→ DATA TO PROCESS:
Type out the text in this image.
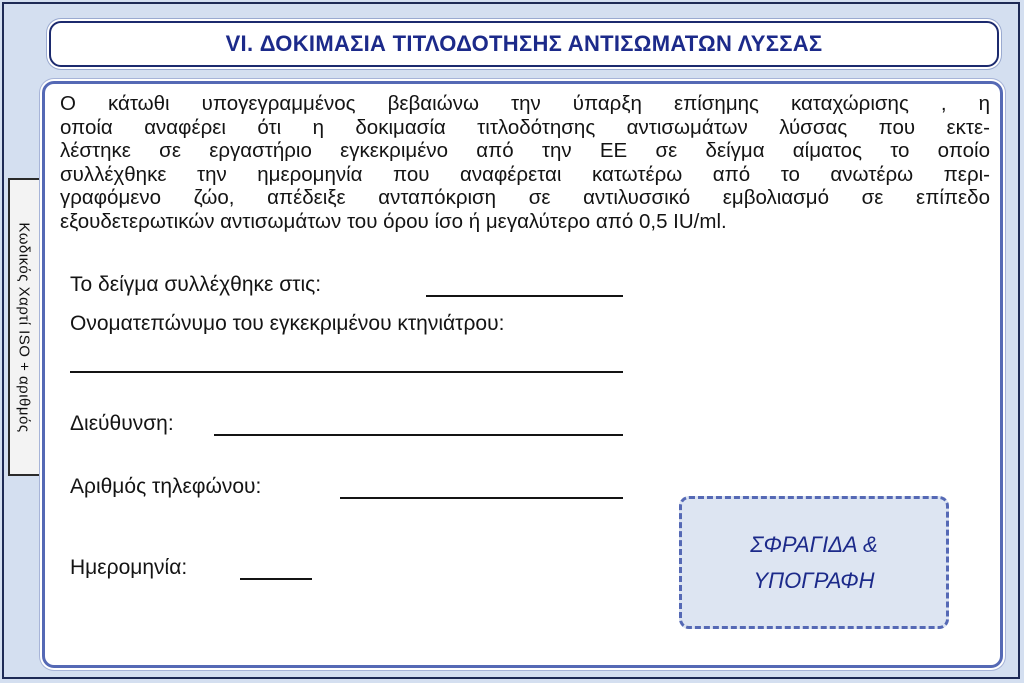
VI. ΔΟΚΙΜΑΣΙΑ ΤΙΤΛΟΔΟΤΗΣΗΣ ΑΝΤΙΣΩΜΑΤΩΝ ΛΥΣΣΑΣ
Κωδικός Χαρτί ISO + αριθμός
Ο κάτωθι υπογεγραμμένος βεβαιώνω την ύπαρξη επίσημης καταχώρισης , η
οποία αναφέρει ότι η δοκιμασία τιτλοδότησης αντισωμάτων λύσσας που εκτε-
λέστηκε σε εργαστήριο εγκεκριμένο από την ΕΕ σε δείγμα αίματος το οποίο
συλλέχθηκε την ημερομηνία που αναφέρεται κατωτέρω από το ανωτέρω περι-
γραφόμενο ζώο, απέδειξε ανταπόκριση σε αντιλυσσικό εμβολιασμό σε επίπεδο
εξουδετερωτικών αντισωμάτων του όρου ίσο ή μεγαλύτερο από 0,5 IU/ml.
Το δείγμα συλλέχθηκε στις:
Ονοματεπώνυμο του εγκεκριμένου κτηνιάτρου:
Διεύθυνση:
Αριθμός τηλεφώνου:
Ημερομηνία:
ΣΦΡΑΓΙΔΑ &
ΥΠΟΓΡΑΦΗ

→ PROBLEM TO WORK ON:
All lines above with "αντισωμάτων" in them should be returned.

→ RESPONSE:
οποία αναφέρει ότι η δοκιμασία τιτλοδότησης αντισωμάτων λύσσας που εκτε-
εξουδετερωτικών αντισωμάτων του όρου ίσο ή μεγαλύτερο από 0,5 IU/ml.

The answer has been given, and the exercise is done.